_Task_: Copy the items verbatim, beginning with the first line and stopping after the line that contains "y-tick-label: 4.000 — [71, 471, 114, 490]".

[Items listed in a dataset]
***

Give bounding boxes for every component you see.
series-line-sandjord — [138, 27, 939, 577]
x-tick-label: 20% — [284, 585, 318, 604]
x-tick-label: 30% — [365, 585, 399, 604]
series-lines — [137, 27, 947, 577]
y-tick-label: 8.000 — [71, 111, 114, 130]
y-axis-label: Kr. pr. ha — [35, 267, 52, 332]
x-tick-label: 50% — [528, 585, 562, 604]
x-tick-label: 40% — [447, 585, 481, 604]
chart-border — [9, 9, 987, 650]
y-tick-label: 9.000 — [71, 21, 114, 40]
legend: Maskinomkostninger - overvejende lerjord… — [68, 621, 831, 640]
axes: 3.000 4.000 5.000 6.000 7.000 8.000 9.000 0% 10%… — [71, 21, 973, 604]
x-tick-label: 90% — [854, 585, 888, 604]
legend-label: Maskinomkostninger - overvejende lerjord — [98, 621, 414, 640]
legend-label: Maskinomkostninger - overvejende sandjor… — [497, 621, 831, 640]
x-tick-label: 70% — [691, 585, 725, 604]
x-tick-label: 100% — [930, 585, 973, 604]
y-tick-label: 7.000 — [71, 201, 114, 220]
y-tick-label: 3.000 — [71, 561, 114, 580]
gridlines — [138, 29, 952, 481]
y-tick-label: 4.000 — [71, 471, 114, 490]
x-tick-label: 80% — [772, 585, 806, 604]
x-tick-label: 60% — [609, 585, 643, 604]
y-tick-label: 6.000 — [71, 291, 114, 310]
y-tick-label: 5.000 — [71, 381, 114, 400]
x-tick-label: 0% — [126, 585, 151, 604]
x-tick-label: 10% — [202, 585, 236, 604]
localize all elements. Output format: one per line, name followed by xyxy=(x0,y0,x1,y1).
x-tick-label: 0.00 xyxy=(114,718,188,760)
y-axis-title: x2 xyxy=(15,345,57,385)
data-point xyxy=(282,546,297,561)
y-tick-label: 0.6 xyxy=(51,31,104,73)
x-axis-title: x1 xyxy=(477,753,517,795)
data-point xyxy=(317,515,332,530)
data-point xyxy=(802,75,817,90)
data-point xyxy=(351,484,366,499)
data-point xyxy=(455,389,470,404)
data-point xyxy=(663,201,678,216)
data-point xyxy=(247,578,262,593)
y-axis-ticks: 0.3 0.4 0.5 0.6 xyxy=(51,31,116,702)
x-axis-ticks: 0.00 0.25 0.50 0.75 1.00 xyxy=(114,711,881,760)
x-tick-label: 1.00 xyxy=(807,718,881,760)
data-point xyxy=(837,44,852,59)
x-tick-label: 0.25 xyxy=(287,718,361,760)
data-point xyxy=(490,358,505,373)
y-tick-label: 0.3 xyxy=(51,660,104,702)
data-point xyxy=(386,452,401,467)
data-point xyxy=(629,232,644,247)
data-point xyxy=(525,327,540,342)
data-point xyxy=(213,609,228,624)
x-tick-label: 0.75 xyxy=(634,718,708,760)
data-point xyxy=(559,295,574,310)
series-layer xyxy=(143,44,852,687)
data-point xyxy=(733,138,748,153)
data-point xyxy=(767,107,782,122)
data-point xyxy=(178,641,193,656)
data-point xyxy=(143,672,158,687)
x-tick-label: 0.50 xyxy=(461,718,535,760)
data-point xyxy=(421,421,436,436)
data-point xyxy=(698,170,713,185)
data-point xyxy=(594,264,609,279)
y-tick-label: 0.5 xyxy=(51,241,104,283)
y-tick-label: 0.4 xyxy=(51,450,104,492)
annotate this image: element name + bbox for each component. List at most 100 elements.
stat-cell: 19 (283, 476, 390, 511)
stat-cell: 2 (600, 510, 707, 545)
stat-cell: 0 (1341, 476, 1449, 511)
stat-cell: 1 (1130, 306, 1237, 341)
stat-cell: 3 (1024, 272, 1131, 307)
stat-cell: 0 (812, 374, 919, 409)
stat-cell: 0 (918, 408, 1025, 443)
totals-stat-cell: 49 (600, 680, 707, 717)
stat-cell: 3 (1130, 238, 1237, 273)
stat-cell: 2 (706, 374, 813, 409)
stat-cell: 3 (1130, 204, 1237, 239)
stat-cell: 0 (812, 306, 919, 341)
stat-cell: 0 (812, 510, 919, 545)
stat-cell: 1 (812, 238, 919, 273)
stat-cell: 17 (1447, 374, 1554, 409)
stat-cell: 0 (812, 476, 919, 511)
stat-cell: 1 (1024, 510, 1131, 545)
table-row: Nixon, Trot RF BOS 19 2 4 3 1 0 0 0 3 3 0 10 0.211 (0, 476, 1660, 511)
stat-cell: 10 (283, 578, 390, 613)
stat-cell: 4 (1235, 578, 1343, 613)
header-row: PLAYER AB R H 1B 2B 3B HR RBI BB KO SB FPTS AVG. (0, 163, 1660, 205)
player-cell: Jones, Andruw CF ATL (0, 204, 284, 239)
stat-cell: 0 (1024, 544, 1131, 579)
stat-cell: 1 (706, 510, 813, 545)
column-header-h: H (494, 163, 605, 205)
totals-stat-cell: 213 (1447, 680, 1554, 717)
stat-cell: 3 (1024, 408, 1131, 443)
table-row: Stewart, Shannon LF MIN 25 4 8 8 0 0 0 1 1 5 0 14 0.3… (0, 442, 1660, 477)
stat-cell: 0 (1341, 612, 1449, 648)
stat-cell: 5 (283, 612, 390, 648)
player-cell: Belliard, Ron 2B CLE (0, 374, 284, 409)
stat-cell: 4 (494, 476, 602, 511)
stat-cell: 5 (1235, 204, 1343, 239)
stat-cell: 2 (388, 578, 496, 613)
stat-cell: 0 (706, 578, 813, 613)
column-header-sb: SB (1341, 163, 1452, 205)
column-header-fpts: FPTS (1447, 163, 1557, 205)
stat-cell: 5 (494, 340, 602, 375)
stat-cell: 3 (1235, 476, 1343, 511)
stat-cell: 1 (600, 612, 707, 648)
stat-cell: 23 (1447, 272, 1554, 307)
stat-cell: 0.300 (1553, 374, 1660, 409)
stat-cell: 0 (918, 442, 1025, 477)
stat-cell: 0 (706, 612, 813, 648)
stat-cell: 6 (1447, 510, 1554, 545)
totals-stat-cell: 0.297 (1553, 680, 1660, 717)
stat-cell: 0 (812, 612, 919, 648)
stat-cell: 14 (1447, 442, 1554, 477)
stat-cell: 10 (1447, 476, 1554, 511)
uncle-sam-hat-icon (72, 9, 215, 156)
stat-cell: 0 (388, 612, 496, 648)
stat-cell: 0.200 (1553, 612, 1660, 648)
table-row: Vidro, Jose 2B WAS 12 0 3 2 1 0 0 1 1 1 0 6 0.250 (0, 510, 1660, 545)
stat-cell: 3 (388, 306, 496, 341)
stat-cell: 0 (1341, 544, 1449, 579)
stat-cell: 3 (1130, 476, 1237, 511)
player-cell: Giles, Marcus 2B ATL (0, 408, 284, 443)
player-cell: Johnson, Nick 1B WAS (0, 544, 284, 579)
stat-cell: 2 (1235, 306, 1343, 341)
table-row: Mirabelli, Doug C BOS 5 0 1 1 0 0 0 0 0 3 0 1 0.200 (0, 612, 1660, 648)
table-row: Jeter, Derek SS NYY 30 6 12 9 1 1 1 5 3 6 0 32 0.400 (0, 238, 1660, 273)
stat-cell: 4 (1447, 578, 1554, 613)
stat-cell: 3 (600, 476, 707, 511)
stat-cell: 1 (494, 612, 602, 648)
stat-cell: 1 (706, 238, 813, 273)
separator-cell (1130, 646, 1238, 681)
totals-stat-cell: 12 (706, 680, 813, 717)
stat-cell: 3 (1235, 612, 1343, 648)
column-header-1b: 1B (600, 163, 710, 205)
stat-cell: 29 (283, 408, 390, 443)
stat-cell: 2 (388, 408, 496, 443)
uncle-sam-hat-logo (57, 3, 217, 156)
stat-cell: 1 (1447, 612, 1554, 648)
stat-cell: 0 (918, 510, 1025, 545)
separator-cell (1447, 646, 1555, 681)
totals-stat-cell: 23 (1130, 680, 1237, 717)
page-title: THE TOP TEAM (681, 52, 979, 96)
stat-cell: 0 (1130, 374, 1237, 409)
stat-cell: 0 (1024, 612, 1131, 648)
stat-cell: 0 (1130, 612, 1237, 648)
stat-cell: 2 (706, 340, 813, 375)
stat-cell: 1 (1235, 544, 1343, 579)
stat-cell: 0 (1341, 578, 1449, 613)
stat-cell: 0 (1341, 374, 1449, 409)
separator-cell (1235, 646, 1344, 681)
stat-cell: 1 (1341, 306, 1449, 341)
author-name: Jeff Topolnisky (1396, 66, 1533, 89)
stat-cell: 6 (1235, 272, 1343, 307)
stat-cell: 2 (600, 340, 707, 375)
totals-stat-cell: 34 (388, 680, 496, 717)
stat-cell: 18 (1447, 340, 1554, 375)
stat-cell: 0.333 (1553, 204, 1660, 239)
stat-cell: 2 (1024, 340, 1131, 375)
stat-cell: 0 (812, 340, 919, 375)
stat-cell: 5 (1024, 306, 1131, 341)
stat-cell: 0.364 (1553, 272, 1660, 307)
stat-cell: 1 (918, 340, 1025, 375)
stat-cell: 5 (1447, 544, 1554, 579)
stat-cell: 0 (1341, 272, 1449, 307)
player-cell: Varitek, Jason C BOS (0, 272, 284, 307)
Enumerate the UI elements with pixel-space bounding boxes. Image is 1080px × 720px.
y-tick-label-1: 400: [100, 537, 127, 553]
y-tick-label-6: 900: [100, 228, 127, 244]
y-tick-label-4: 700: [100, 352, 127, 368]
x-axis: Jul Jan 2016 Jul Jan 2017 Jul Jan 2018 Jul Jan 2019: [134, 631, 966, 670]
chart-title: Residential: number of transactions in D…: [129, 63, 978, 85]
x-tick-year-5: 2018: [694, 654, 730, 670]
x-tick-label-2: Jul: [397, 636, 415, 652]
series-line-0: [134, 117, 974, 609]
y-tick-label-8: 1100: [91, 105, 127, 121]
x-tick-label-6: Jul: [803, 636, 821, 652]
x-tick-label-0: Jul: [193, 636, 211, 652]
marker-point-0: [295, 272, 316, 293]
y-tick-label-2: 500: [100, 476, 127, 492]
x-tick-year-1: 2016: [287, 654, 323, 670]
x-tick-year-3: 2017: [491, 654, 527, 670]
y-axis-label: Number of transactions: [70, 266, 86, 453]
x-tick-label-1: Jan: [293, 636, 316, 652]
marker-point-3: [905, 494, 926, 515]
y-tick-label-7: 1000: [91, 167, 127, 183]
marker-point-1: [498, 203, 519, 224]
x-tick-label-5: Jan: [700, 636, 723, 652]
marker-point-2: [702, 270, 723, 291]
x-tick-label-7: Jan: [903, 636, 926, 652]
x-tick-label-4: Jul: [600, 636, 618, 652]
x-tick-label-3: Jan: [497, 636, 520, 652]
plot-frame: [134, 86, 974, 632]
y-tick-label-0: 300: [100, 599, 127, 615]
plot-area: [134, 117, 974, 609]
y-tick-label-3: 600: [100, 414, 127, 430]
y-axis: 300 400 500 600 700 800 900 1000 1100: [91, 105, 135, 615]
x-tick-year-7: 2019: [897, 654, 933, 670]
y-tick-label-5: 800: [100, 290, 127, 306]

***

_Response_:
Give bounding boxes for every component you see.
series-line-sandjord — [138, 27, 939, 577]
x-tick-label: 20% — [284, 585, 318, 604]
x-tick-label: 30% — [365, 585, 399, 604]
series-lines — [137, 27, 947, 577]
y-tick-label: 8.000 — [71, 111, 114, 130]
y-axis-label: Kr. pr. ha — [35, 267, 52, 332]
x-tick-label: 50% — [528, 585, 562, 604]
x-tick-label: 40% — [447, 585, 481, 604]
chart-border — [9, 9, 987, 650]
y-tick-label: 9.000 — [71, 21, 114, 40]
legend: Maskinomkostninger - overvejende lerjord… — [68, 621, 831, 640]
axes: 3.000 4.000 5.000 6.000 7.000 8.000 9.000 0% 10%… — [71, 21, 973, 604]
x-tick-label: 90% — [854, 585, 888, 604]
legend-label: Maskinomkostninger - overvejende lerjord — [98, 621, 414, 640]
legend-label: Maskinomkostninger - overvejende sandjor… — [497, 621, 831, 640]
x-tick-label: 70% — [691, 585, 725, 604]
x-tick-label: 100% — [930, 585, 973, 604]
y-tick-label: 7.000 — [71, 201, 114, 220]
y-tick-label: 3.000 — [71, 561, 114, 580]
gridlines — [138, 29, 952, 481]
y-tick-label: 4.000 — [71, 471, 114, 490]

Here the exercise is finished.